* _Extracted records_:
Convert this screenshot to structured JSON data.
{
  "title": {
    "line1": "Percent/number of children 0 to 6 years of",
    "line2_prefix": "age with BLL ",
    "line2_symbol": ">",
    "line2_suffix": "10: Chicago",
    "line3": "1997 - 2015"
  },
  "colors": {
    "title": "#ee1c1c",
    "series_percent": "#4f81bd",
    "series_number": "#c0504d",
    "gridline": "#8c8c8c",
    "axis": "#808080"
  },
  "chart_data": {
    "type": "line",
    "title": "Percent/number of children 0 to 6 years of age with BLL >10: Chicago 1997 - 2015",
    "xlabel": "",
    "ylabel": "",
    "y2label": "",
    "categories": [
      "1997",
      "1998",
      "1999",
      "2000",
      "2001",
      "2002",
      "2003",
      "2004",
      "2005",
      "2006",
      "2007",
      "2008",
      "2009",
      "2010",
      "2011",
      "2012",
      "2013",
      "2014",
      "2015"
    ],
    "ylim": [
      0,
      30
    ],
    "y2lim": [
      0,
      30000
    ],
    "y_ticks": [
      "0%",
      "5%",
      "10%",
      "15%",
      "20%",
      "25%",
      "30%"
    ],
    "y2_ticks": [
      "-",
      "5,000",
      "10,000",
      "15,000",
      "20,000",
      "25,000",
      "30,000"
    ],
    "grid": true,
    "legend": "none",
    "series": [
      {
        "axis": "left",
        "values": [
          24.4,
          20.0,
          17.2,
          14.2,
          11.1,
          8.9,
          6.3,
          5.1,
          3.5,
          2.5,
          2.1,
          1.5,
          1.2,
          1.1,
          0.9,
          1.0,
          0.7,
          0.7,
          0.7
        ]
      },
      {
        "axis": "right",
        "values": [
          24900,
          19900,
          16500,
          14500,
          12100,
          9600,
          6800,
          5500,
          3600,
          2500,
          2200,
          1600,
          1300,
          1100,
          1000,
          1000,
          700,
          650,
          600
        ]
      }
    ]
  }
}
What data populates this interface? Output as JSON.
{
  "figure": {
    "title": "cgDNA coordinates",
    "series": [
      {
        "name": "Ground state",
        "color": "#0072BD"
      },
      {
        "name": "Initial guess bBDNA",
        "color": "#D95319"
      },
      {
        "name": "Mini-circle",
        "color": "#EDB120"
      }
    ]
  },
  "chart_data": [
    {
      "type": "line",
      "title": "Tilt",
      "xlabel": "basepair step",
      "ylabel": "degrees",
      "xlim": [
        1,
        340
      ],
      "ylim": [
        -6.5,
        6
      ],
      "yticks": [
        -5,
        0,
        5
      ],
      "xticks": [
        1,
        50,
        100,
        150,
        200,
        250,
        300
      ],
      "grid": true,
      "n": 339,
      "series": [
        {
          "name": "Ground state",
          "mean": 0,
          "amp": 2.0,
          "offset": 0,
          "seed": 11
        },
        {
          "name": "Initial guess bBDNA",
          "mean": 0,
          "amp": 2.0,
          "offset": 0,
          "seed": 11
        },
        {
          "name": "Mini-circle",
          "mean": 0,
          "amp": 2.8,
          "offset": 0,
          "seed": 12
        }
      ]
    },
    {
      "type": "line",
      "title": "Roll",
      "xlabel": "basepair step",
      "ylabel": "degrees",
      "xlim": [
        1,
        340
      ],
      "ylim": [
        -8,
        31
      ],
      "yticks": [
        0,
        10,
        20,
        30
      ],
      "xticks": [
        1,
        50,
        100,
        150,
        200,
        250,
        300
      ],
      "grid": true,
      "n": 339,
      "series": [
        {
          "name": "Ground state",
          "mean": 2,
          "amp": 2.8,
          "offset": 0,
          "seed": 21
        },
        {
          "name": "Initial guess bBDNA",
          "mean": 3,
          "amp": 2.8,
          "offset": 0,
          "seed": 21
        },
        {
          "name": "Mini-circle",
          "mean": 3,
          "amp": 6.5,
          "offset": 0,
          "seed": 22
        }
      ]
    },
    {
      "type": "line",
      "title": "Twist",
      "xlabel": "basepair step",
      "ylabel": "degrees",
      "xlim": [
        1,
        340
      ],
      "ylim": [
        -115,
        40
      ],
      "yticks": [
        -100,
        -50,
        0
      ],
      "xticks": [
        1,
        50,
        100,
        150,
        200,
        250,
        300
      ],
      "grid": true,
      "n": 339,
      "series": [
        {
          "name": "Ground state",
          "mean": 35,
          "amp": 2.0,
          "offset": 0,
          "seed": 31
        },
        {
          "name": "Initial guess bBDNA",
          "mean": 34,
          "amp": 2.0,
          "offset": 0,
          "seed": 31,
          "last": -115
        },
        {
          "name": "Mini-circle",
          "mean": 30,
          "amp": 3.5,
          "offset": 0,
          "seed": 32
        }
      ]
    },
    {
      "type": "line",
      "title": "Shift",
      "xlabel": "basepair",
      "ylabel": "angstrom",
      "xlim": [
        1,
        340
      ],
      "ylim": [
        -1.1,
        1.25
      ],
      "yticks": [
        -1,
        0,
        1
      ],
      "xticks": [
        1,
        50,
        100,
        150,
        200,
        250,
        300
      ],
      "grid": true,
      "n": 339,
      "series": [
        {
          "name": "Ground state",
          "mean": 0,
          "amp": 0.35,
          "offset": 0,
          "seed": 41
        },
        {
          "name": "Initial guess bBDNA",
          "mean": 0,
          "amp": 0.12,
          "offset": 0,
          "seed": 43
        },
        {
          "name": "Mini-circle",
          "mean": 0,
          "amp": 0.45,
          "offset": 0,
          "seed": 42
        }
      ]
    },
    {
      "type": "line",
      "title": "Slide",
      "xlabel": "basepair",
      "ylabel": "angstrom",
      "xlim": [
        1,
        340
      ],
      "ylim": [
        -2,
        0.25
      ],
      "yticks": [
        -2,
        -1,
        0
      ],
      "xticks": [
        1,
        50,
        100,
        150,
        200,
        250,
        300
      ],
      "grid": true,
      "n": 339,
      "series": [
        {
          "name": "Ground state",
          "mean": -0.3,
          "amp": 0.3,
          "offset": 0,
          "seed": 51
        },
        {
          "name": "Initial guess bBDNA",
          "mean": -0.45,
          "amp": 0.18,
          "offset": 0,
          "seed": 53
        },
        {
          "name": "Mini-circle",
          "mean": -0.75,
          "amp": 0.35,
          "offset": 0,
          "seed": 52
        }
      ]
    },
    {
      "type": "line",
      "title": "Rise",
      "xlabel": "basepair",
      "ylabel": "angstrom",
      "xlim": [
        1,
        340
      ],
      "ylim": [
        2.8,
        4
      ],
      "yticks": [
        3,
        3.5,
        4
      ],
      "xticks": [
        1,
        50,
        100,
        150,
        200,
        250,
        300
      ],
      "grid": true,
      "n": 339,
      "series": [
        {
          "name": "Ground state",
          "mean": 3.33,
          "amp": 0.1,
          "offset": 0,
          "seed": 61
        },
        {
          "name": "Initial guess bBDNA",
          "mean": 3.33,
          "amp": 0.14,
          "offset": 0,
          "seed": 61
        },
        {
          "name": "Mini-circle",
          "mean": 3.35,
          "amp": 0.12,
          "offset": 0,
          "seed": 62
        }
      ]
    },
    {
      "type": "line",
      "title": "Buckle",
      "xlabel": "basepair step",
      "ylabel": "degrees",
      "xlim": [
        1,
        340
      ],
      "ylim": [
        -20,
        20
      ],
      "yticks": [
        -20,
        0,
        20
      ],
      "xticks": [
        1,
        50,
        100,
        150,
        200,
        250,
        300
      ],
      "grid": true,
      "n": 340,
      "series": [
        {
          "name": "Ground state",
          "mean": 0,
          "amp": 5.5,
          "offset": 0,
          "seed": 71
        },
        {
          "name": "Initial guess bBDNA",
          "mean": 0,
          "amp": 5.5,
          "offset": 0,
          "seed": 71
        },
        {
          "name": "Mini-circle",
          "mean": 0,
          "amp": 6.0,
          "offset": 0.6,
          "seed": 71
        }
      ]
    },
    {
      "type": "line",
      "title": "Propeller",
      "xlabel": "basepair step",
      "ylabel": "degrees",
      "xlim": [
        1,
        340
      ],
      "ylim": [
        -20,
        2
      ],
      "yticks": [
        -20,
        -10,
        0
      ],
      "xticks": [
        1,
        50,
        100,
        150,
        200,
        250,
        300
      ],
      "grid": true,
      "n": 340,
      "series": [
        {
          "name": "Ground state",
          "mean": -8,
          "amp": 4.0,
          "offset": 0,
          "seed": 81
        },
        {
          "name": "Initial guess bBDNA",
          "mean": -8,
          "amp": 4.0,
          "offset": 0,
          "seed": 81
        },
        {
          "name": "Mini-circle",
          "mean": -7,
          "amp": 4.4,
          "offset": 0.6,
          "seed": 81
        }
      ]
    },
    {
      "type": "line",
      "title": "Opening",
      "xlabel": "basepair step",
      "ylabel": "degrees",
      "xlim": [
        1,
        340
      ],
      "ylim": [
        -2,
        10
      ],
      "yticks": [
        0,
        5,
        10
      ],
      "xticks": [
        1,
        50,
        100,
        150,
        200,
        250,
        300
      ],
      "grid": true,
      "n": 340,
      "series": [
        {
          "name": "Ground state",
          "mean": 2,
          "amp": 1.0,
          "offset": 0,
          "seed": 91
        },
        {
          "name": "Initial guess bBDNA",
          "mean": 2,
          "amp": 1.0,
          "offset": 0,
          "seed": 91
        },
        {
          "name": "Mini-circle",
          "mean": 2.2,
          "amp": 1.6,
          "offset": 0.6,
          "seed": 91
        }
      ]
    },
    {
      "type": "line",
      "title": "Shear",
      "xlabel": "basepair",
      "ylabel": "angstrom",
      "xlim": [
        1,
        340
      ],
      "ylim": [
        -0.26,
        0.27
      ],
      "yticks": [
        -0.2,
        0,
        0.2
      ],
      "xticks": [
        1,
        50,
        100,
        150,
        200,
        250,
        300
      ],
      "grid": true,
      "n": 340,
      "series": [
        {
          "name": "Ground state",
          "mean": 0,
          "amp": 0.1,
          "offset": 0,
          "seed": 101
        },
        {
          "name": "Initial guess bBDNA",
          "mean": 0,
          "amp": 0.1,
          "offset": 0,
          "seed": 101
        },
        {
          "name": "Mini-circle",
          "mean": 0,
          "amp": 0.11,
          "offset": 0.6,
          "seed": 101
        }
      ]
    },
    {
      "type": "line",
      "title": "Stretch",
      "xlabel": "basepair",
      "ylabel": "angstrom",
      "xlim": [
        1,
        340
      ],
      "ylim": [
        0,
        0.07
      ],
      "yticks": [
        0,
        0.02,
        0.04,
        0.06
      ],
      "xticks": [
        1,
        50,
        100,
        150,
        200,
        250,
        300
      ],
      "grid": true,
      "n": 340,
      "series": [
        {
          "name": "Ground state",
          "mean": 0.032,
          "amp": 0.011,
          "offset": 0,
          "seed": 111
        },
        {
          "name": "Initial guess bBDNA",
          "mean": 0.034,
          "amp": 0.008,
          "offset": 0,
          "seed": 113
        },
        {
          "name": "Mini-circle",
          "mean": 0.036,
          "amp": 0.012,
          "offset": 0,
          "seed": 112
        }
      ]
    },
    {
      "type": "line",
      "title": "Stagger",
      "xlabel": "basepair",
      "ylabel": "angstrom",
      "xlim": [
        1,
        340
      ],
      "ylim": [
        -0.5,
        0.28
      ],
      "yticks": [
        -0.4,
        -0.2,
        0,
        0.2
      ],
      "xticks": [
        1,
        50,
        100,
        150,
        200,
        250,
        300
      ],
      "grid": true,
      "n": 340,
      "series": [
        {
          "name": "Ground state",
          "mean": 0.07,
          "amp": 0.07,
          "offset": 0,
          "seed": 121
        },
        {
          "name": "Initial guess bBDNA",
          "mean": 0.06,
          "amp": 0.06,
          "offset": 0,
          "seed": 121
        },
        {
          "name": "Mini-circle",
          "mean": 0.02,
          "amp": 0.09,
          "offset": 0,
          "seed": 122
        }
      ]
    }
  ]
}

* _What needs to be done_:
Copy every line of the records above that holds the word "children".

* _Solution for this task_:
    "line1": "Percent/number of children 0 to 6 years of",
    "title": "Percent/number of children 0 to 6 years of age with BLL >10: Chicago 1997 - 2015",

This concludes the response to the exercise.